(LISTED ENTRIES)
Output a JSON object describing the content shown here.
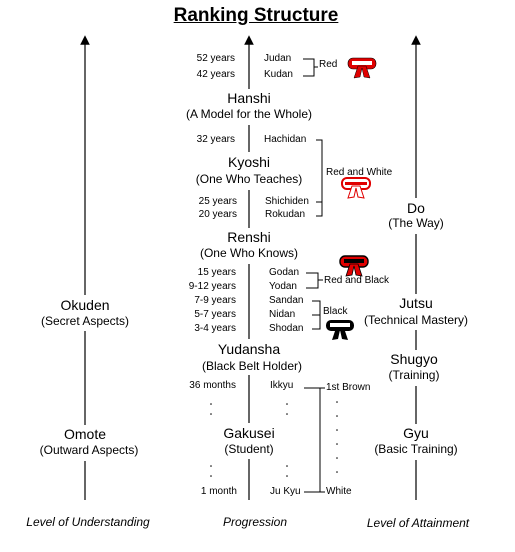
{
  "title": "Ranking Structure",
  "left_column": {
    "okuden": "Okuden",
    "okuden_sub": "(Secret Aspects)",
    "omote": "Omote",
    "omote_sub": "(Outward Aspects)",
    "footer": "Level of Understanding"
  },
  "center_column": {
    "hanshi": "Hanshi",
    "hanshi_sub": "(A Model for the Whole)",
    "kyoshi": "Kyoshi",
    "kyoshi_sub": "(One Who Teaches)",
    "renshi": "Renshi",
    "renshi_sub": "(One Who Knows)",
    "yudansha": "Yudansha",
    "yudansha_sub": "(Black Belt Holder)",
    "gakusei": "Gakusei",
    "gakusei_sub": "(Student)",
    "footer": "Progression"
  },
  "right_column": {
    "do": "Do",
    "do_sub": "(The Way)",
    "jutsu": "Jutsu",
    "jutsu_sub": "(Technical Mastery)",
    "shugyo": "Shugyo",
    "shugyo_sub": "(Training)",
    "gyu": "Gyu",
    "gyu_sub": "(Basic Training)",
    "footer": "Level of Attainment"
  },
  "ranks": [
    {
      "time": "52 years",
      "rank": "Judan"
    },
    {
      "time": "42 years",
      "rank": "Kudan"
    },
    {
      "time": "32 years",
      "rank": "Hachidan"
    },
    {
      "time": "25 years",
      "rank": "Shichiden"
    },
    {
      "time": "20 years",
      "rank": "Rokudan"
    },
    {
      "time": "15 years",
      "rank": "Godan"
    },
    {
      "time": "9-12 years",
      "rank": "Yodan"
    },
    {
      "time": "7-9 years",
      "rank": "Sandan"
    },
    {
      "time": "5-7 years",
      "rank": "Nidan"
    },
    {
      "time": "3-4 years",
      "rank": "Shodan"
    },
    {
      "time": "36 months",
      "rank": "Ikkyu"
    },
    {
      "time": "1 month",
      "rank": "Ju Kyu"
    }
  ],
  "belts": {
    "red": "Red",
    "red_white": "Red and White",
    "red_black": "Red and Black",
    "black": "Black",
    "brown": "1st Brown",
    "white": "White"
  },
  "colors": {
    "red": "#e00000",
    "black": "#000000",
    "white": "#ffffff"
  }
}
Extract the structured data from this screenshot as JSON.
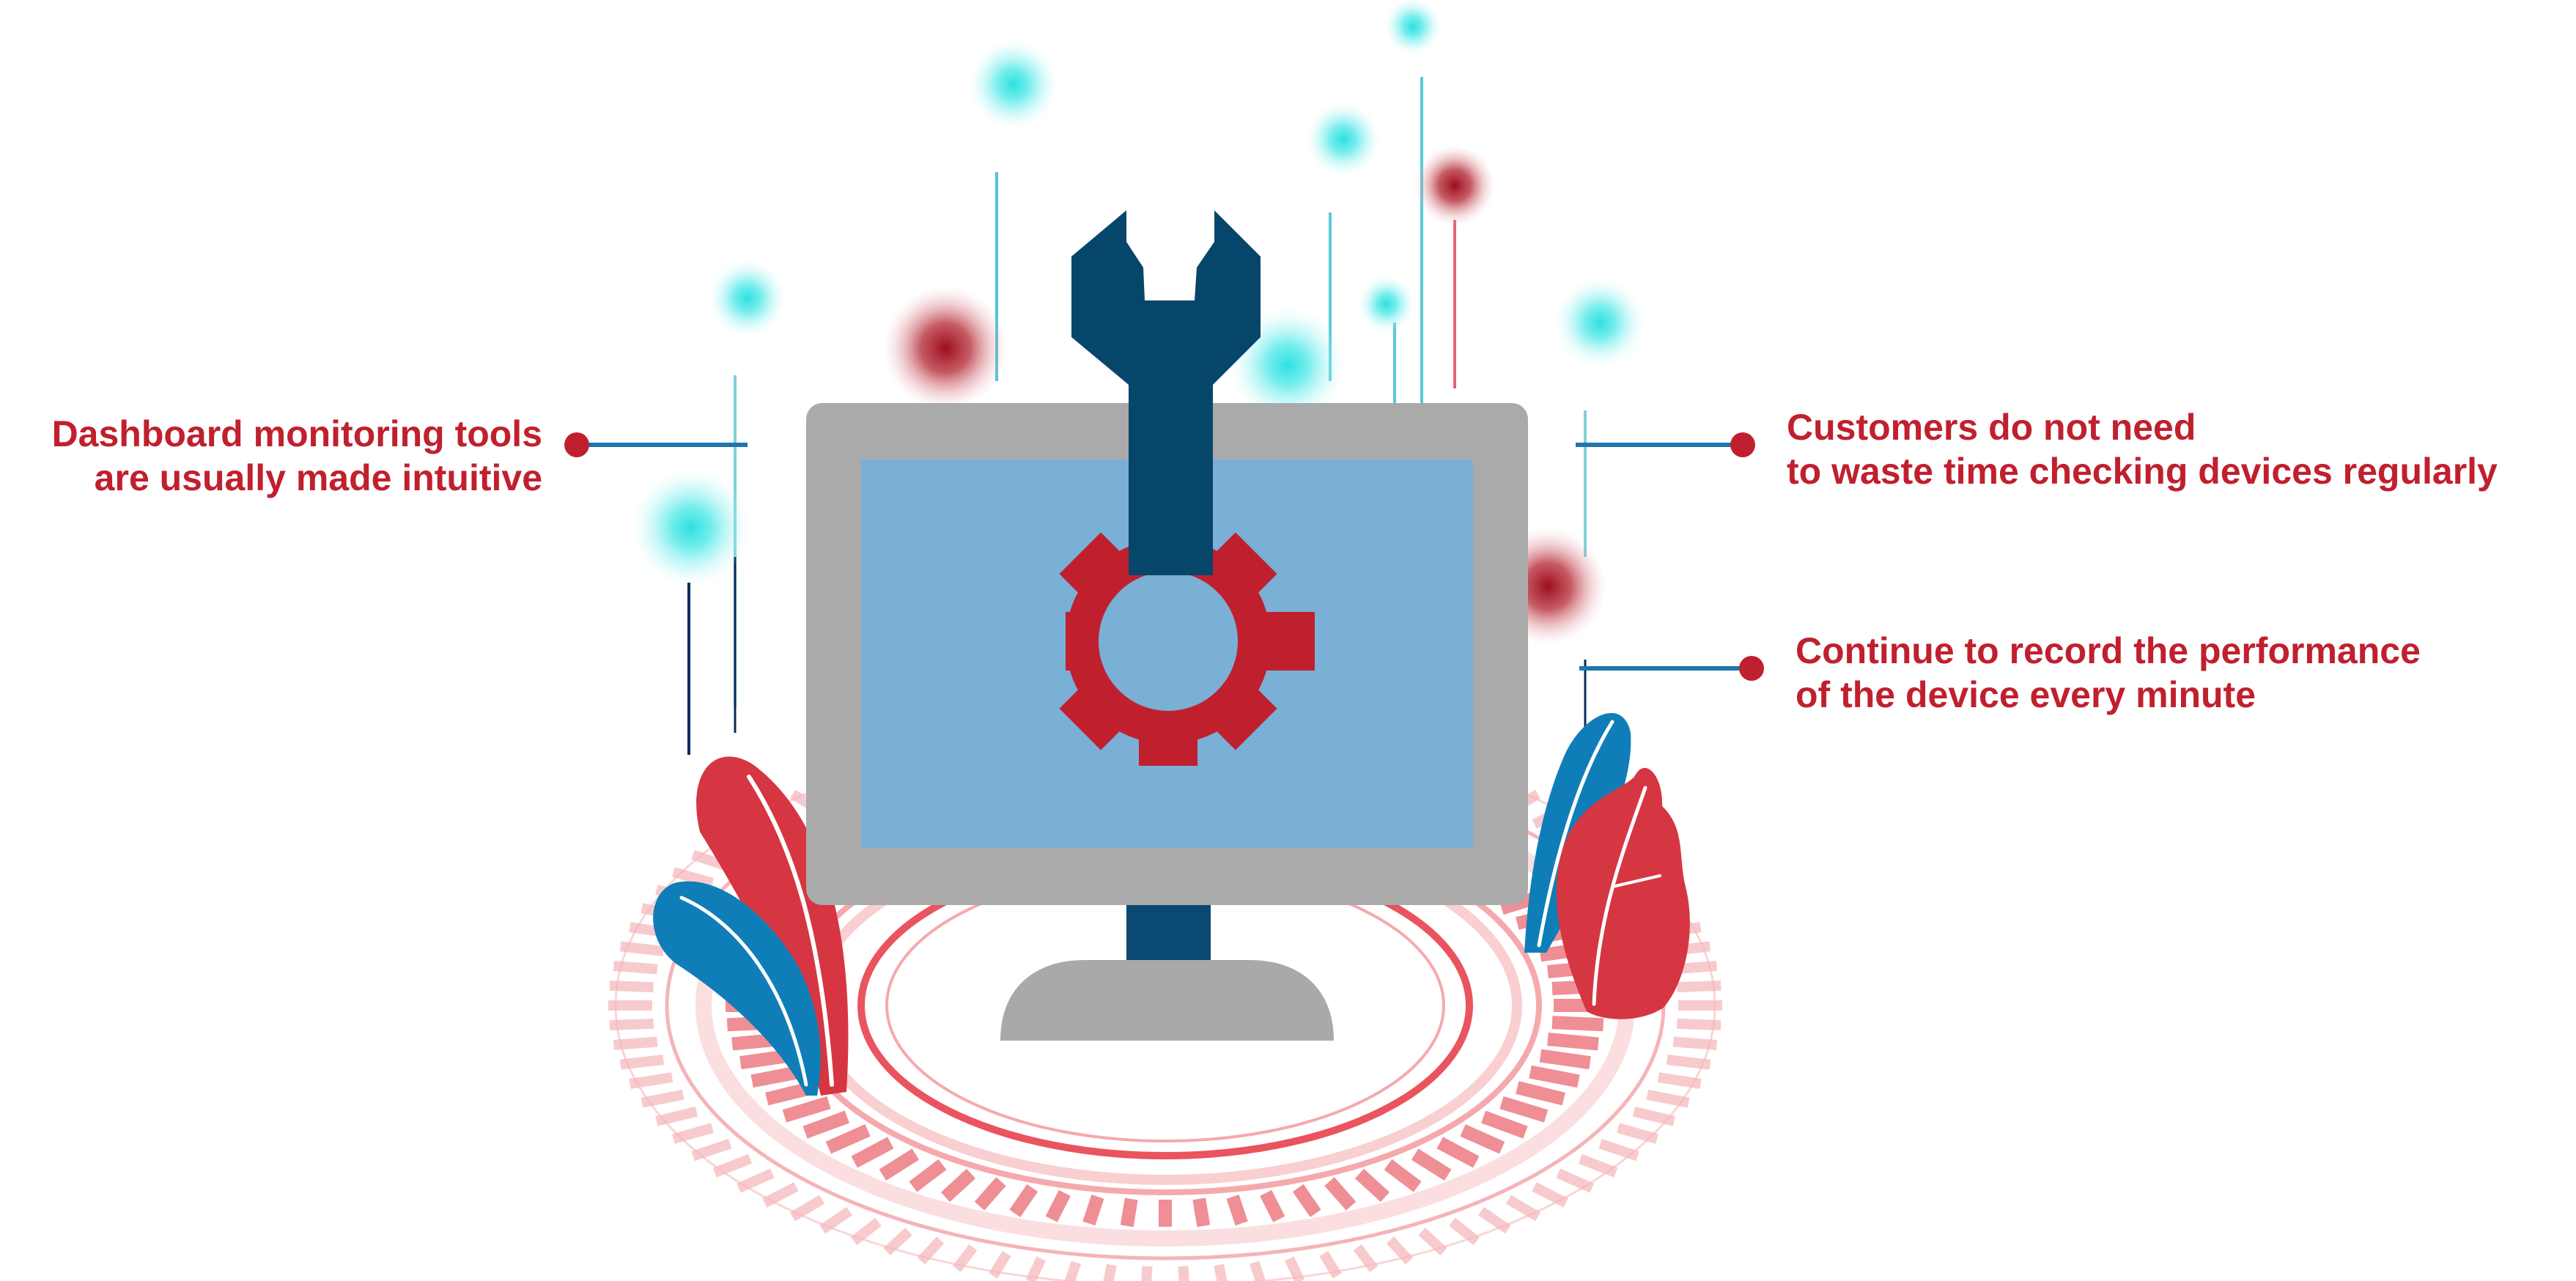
{
  "callouts": {
    "left": {
      "line1": "Dashboard monitoring tools",
      "line2": "are usually made intuitive"
    },
    "right_top": {
      "line1": "Customers do not need",
      "line2": "to waste time checking devices regularly"
    },
    "right_bottom": {
      "line1": "Continue to record the performance",
      "line2": "of the device every minute"
    }
  },
  "icons": {
    "monitor": "monitor-icon",
    "wrench": "wrench-icon",
    "gear": "gear-icon",
    "leaves": "leaf-icon"
  },
  "colors": {
    "accent_red": "#c0202e",
    "navy": "#06466a",
    "screen_blue": "#7aafd6",
    "monitor_gray": "#a9a9a9",
    "leaf_blue": "#0f7eb8",
    "leaf_red": "#d63642",
    "glow_cyan": "#2ee0e0",
    "ring_pink": "#f3a7aa"
  }
}
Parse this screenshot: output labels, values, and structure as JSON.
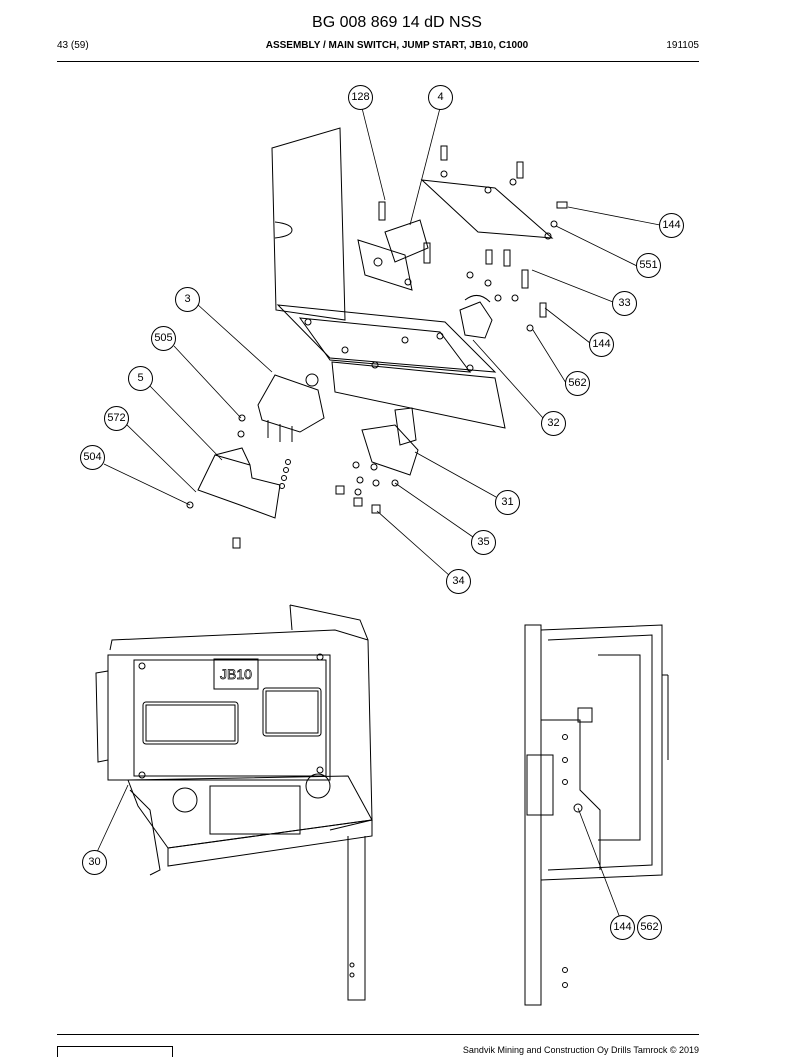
{
  "header": {
    "doc_number": "BG 008 869 14 dD NSS",
    "page": "43 (59)",
    "title": "ASSEMBLY / MAIN SWITCH, JUMP START, JB10, C1000",
    "date": "191105"
  },
  "drawing": {
    "box_label": "JB10"
  },
  "callouts": [
    {
      "id": "c128",
      "label": "128"
    },
    {
      "id": "c4",
      "label": "4"
    },
    {
      "id": "c144a",
      "label": "144"
    },
    {
      "id": "c551",
      "label": "551"
    },
    {
      "id": "c3",
      "label": "3"
    },
    {
      "id": "c33",
      "label": "33"
    },
    {
      "id": "c505",
      "label": "505"
    },
    {
      "id": "c144b",
      "label": "144"
    },
    {
      "id": "c5",
      "label": "5"
    },
    {
      "id": "c562a",
      "label": "562"
    },
    {
      "id": "c572",
      "label": "572"
    },
    {
      "id": "c32",
      "label": "32"
    },
    {
      "id": "c504",
      "label": "504"
    },
    {
      "id": "c31",
      "label": "31"
    },
    {
      "id": "c35",
      "label": "35"
    },
    {
      "id": "c34",
      "label": "34"
    },
    {
      "id": "c30",
      "label": "30"
    },
    {
      "id": "c144c",
      "label": "144"
    },
    {
      "id": "c562b",
      "label": "562"
    }
  ],
  "footer": {
    "copyright": "Sandvik Mining and Construction Oy Drills Tamrock © 2019"
  }
}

(AIM) In your copy, repeat each record exactly and include no pictures.

(RESULT OF THIS TASK)
Output a JSON object describing the content shown here.
{
  "title": "Ranking Structure",
  "left_column": {
    "okuden": "Okuden",
    "okuden_sub": "(Secret Aspects)",
    "omote": "Omote",
    "omote_sub": "(Outward Aspects)",
    "footer": "Level of Understanding"
  },
  "center_column": {
    "hanshi": "Hanshi",
    "hanshi_sub": "(A Model for the Whole)",
    "kyoshi": "Kyoshi",
    "kyoshi_sub": "(One Who Teaches)",
    "renshi": "Renshi",
    "renshi_sub": "(One Who Knows)",
    "yudansha": "Yudansha",
    "yudansha_sub": "(Black Belt Holder)",
    "gakusei": "Gakusei",
    "gakusei_sub": "(Student)",
    "footer": "Progression"
  },
  "right_column": {
    "do": "Do",
    "do_sub": "(The Way)",
    "jutsu": "Jutsu",
    "jutsu_sub": "(Technical Mastery)",
    "shugyo": "Shugyo",
    "shugyo_sub": "(Training)",
    "gyu": "Gyu",
    "gyu_sub": "(Basic Training)",
    "footer": "Level of Attainment"
  },
  "ranks": [
    {
      "time": "52 years",
      "rank": "Judan"
    },
    {
      "time": "42 years",
      "rank": "Kudan"
    },
    {
      "time": "32 years",
      "rank": "Hachidan"
    },
    {
      "time": "25 years",
      "rank": "Shichiden"
    },
    {
      "time": "20 years",
      "rank": "Rokudan"
    },
    {
      "time": "15 years",
      "rank": "Godan"
    },
    {
      "time": "9-12 years",
      "rank": "Yodan"
    },
    {
      "time": "7-9 years",
      "rank": "Sandan"
    },
    {
      "time": "5-7 years",
      "rank": "Nidan"
    },
    {
      "time": "3-4 years",
      "rank": "Shodan"
    },
    {
      "time": "36 months",
      "rank": "Ikkyu"
    },
    {
      "time": "1 month",
      "rank": "Ju Kyu"
    }
  ],
  "belts": {
    "red": "Red",
    "red_white": "Red and White",
    "red_black": "Red and Black",
    "black": "Black",
    "brown": "1st Brown",
    "white": "White"
  },
  "colors": {
    "red": "#e00000",
    "black": "#000000",
    "white": "#ffffff"
  }
}
Extract the structured data from this screenshot as JSON.
{
  "callouts": {
    "left": {
      "line1": "Dashboard monitoring tools",
      "line2": "are usually made intuitive"
    },
    "right_top": {
      "line1": "Customers do not need",
      "line2": "to waste time checking devices regularly"
    },
    "right_bottom": {
      "line1": "Continue to record the performance",
      "line2": "of the device every minute"
    }
  },
  "icons": {
    "monitor": "monitor-icon",
    "wrench": "wrench-icon",
    "gear": "gear-icon",
    "leaves": "leaf-icon"
  },
  "colors": {
    "accent_red": "#c0202e",
    "navy": "#06466a",
    "screen_blue": "#7aafd6",
    "monitor_gray": "#a9a9a9",
    "leaf_blue": "#0f7eb8",
    "leaf_red": "#d63642",
    "glow_cyan": "#2ee0e0",
    "ring_pink": "#f3a7aa"
  }
}
Parse this screenshot: output labels, values, and structure as JSON.
{
  "header": {
    "doc_number": "BG 008 869 14 dD NSS",
    "page": "43 (59)",
    "title": "ASSEMBLY / MAIN SWITCH, JUMP START, JB10, C1000",
    "date": "191105"
  },
  "drawing": {
    "box_label": "JB10"
  },
  "callouts": [
    {
      "id": "c128",
      "label": "128"
    },
    {
      "id": "c4",
      "label": "4"
    },
    {
      "id": "c144a",
      "label": "144"
    },
    {
      "id": "c551",
      "label": "551"
    },
    {
      "id": "c3",
      "label": "3"
    },
    {
      "id": "c33",
      "label": "33"
    },
    {
      "id": "c505",
      "label": "505"
    },
    {
      "id": "c144b",
      "label": "144"
    },
    {
      "id": "c5",
      "label": "5"
    },
    {
      "id": "c562a",
      "label": "562"
    },
    {
      "id": "c572",
      "label": "572"
    },
    {
      "id": "c32",
      "label": "32"
    },
    {
      "id": "c504",
      "label": "504"
    },
    {
      "id": "c31",
      "label": "31"
    },
    {
      "id": "c35",
      "label": "35"
    },
    {
      "id": "c34",
      "label": "34"
    },
    {
      "id": "c30",
      "label": "30"
    },
    {
      "id": "c144c",
      "label": "144"
    },
    {
      "id": "c562b",
      "label": "562"
    }
  ],
  "footer": {
    "copyright": "Sandvik Mining and Construction Oy Drills Tamrock © 2019"
  }
}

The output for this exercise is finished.